Omit images. Retype all entries verbatim.
---
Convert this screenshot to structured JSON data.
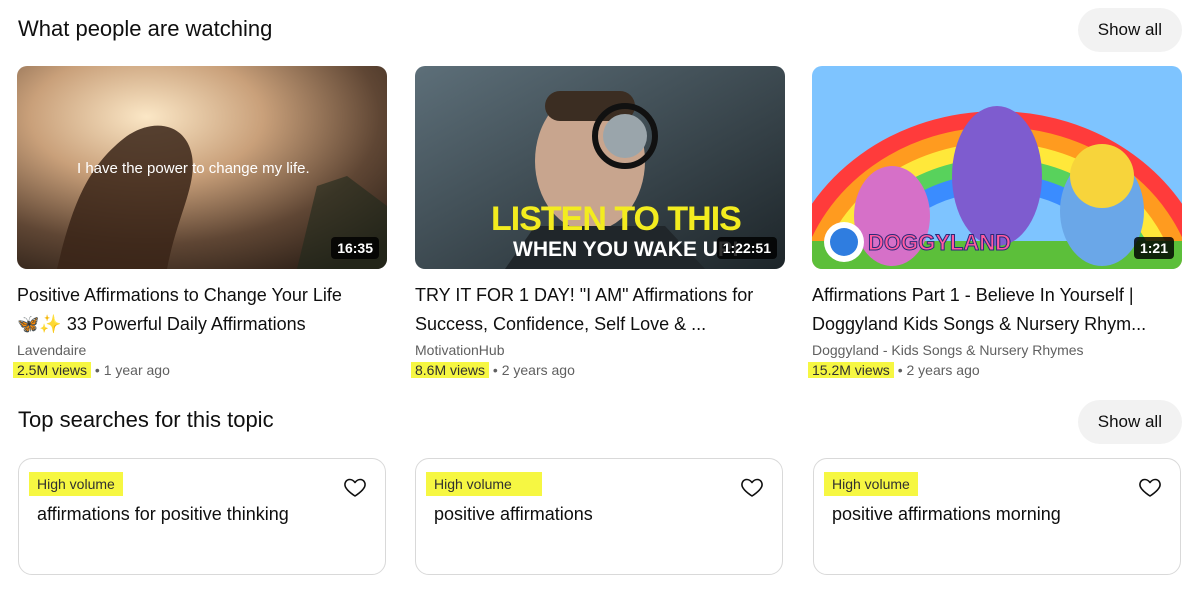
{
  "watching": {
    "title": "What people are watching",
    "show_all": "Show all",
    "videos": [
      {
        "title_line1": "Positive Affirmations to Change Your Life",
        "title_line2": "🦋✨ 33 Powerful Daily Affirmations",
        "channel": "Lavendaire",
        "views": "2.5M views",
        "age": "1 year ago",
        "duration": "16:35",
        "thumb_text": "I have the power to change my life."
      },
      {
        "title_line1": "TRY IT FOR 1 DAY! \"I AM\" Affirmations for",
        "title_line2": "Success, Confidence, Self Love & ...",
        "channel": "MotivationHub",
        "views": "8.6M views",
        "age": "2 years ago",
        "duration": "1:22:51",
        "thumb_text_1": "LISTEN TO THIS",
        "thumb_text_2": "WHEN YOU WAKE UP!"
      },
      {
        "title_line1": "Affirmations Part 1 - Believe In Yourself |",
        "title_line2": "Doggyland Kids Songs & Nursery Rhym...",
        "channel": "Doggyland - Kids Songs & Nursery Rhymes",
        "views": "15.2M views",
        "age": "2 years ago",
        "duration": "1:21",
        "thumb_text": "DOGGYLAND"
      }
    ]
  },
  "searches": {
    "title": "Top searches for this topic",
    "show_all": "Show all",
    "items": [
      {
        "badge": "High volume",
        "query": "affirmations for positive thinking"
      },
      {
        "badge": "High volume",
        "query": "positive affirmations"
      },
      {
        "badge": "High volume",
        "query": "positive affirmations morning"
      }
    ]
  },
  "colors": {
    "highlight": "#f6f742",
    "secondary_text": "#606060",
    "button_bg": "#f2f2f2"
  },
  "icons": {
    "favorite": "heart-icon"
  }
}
---
Completed task →
Convert this screenshot to structured JSON data.
{
  "watching": {
    "title": "What people are watching",
    "show_all": "Show all",
    "videos": [
      {
        "title_line1": "Positive Affirmations to Change Your Life",
        "title_line2": "🦋✨ 33 Powerful Daily Affirmations",
        "channel": "Lavendaire",
        "views": "2.5M views",
        "age": "1 year ago",
        "duration": "16:35",
        "thumb_text": "I have the power to change my life."
      },
      {
        "title_line1": "TRY IT FOR 1 DAY! \"I AM\" Affirmations for",
        "title_line2": "Success, Confidence, Self Love & ...",
        "channel": "MotivationHub",
        "views": "8.6M views",
        "age": "2 years ago",
        "duration": "1:22:51",
        "thumb_text_1": "LISTEN TO THIS",
        "thumb_text_2": "WHEN YOU WAKE UP!"
      },
      {
        "title_line1": "Affirmations Part 1 - Believe In Yourself |",
        "title_line2": "Doggyland Kids Songs & Nursery Rhym...",
        "channel": "Doggyland - Kids Songs & Nursery Rhymes",
        "views": "15.2M views",
        "age": "2 years ago",
        "duration": "1:21",
        "thumb_text": "DOGGYLAND"
      }
    ]
  },
  "searches": {
    "title": "Top searches for this topic",
    "show_all": "Show all",
    "items": [
      {
        "badge": "High volume",
        "query": "affirmations for positive thinking"
      },
      {
        "badge": "High volume",
        "query": "positive affirmations"
      },
      {
        "badge": "High volume",
        "query": "positive affirmations morning"
      }
    ]
  },
  "colors": {
    "highlight": "#f6f742",
    "secondary_text": "#606060",
    "button_bg": "#f2f2f2"
  },
  "icons": {
    "favorite": "heart-icon"
  }
}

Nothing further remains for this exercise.